>> START

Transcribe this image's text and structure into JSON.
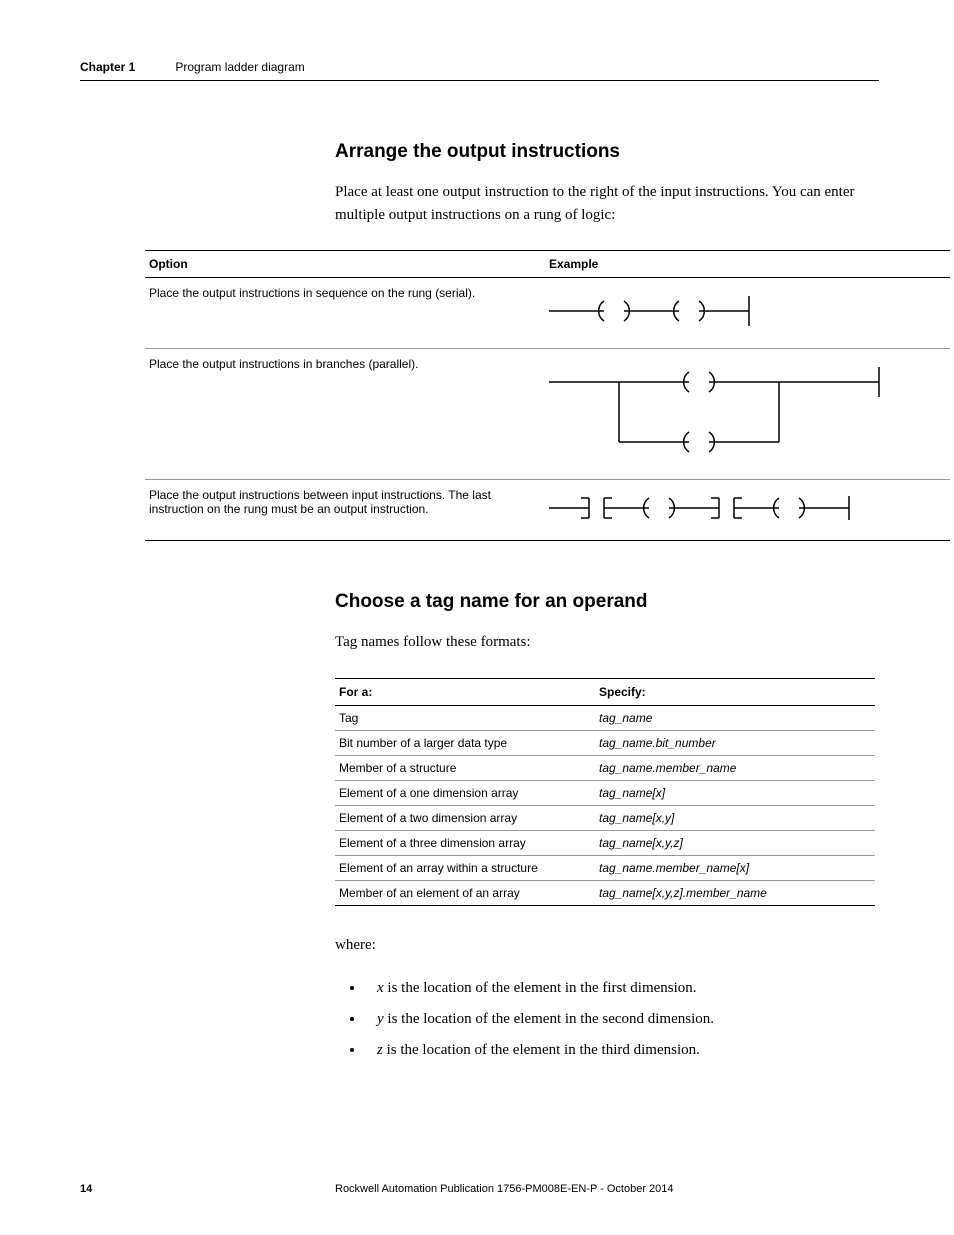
{
  "header": {
    "chapter_label": "Chapter 1",
    "chapter_title": "Program ladder diagram"
  },
  "section1": {
    "heading": "Arrange the output instructions",
    "intro": "Place at least one output instruction to the right of the input instructions. You can enter multiple output instructions on a rung of logic:",
    "th_option": "Option",
    "th_example": "Example",
    "rows": [
      "Place the output instructions in sequence on the rung (serial).",
      "Place the output instructions in branches (parallel).",
      "Place the output instructions between input instructions. The last instruction on the rung must be an output instruction."
    ]
  },
  "section2": {
    "heading": "Choose a tag name for an operand",
    "intro": "Tag names follow these formats:",
    "th_for": "For a:",
    "th_spec": "Specify:",
    "rows": [
      {
        "for": "Tag",
        "spec": "tag_name"
      },
      {
        "for": "Bit number of a larger data type",
        "spec": "tag_name.bit_number"
      },
      {
        "for": "Member of a structure",
        "spec": "tag_name.member_name"
      },
      {
        "for": "Element of a one dimension array",
        "spec": "tag_name[x]"
      },
      {
        "for": "Element of a two dimension array",
        "spec": "tag_name[x,y]"
      },
      {
        "for": "Element of a three dimension array",
        "spec": "tag_name[x,y,z]"
      },
      {
        "for": "Element of an array within a structure",
        "spec": "tag_name.member_name[x]"
      },
      {
        "for": "Member of an element of an array",
        "spec": "tag_name[x,y,z].member_name"
      }
    ],
    "where_label": "where:",
    "bullets": [
      {
        "var": "x",
        "rest": " is the location of the element in the first dimension."
      },
      {
        "var": "y",
        "rest": " is the location of the element in the second dimension."
      },
      {
        "var": "z",
        "rest": " is the location of the element in the third dimension."
      }
    ]
  },
  "footer": {
    "page": "14",
    "pub": "Rockwell Automation Publication 1756-PM008E-EN-P - October 2014"
  }
}
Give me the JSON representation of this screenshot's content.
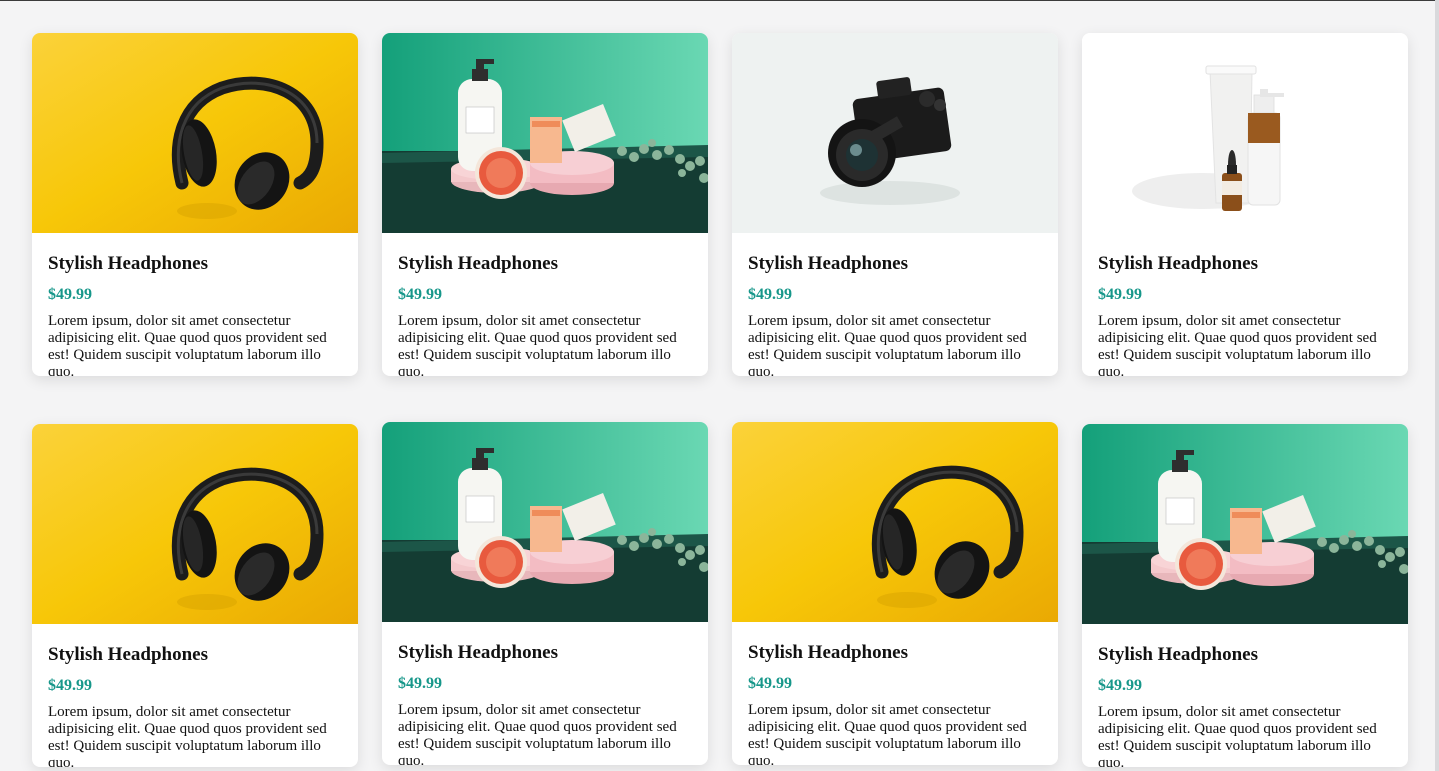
{
  "products": [
    {
      "image": "headphones-image",
      "title": "Stylish Headphones",
      "price": "$49.99",
      "description": "Lorem ipsum, dolor sit amet consectetur adipisicing elit. Quae quod quos provident sed est! Quidem suscipit voluptatum laborum illo quo."
    },
    {
      "image": "skincare-set-image",
      "title": "Stylish Headphones",
      "price": "$49.99",
      "description": "Lorem ipsum, dolor sit amet consectetur adipisicing elit. Quae quod quos provident sed est! Quidem suscipit voluptatum laborum illo quo."
    },
    {
      "image": "camera-image",
      "title": "Stylish Headphones",
      "price": "$49.99",
      "description": "Lorem ipsum, dolor sit amet consectetur adipisicing elit. Quae quod quos provident sed est! Quidem suscipit voluptatum laborum illo quo."
    },
    {
      "image": "serum-bottles-image",
      "title": "Stylish Headphones",
      "price": "$49.99",
      "description": "Lorem ipsum, dolor sit amet consectetur adipisicing elit. Quae quod quos provident sed est! Quidem suscipit voluptatum laborum illo quo."
    },
    {
      "image": "headphones-image",
      "title": "Stylish Headphones",
      "price": "$49.99",
      "description": "Lorem ipsum, dolor sit amet consectetur adipisicing elit. Quae quod quos provident sed est! Quidem suscipit voluptatum laborum illo quo."
    },
    {
      "image": "skincare-set-image",
      "title": "Stylish Headphones",
      "price": "$49.99",
      "description": "Lorem ipsum, dolor sit amet consectetur adipisicing elit. Quae quod quos provident sed est! Quidem suscipit voluptatum laborum illo quo."
    },
    {
      "image": "headphones-image",
      "title": "Stylish Headphones",
      "price": "$49.99",
      "description": "Lorem ipsum, dolor sit amet consectetur adipisicing elit. Quae quod quos provident sed est! Quidem suscipit voluptatum laborum illo quo."
    },
    {
      "image": "skincare-set-image",
      "title": "Stylish Headphones",
      "price": "$49.99",
      "description": "Lorem ipsum, dolor sit amet consectetur adipisicing elit. Quae quod quos provident sed est! Quidem suscipit voluptatum laborum illo quo."
    }
  ],
  "colors": {
    "price": "#17978a",
    "background": "#f4f4f5",
    "card": "#ffffff"
  }
}
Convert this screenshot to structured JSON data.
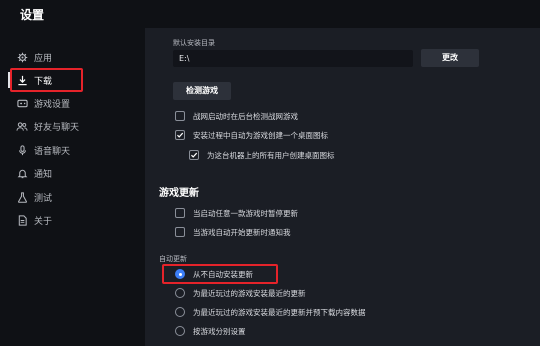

>> END

▶ [Short exercise]: Locate the word "location" in the data above. Copy every line carrying it.

▶ [Completed exercise]:
        "rest": " is the location of the element in the first dimension."
        "rest": " is the location of the element in the second dimension."
        "rest": " is the location of the element in the third dimension."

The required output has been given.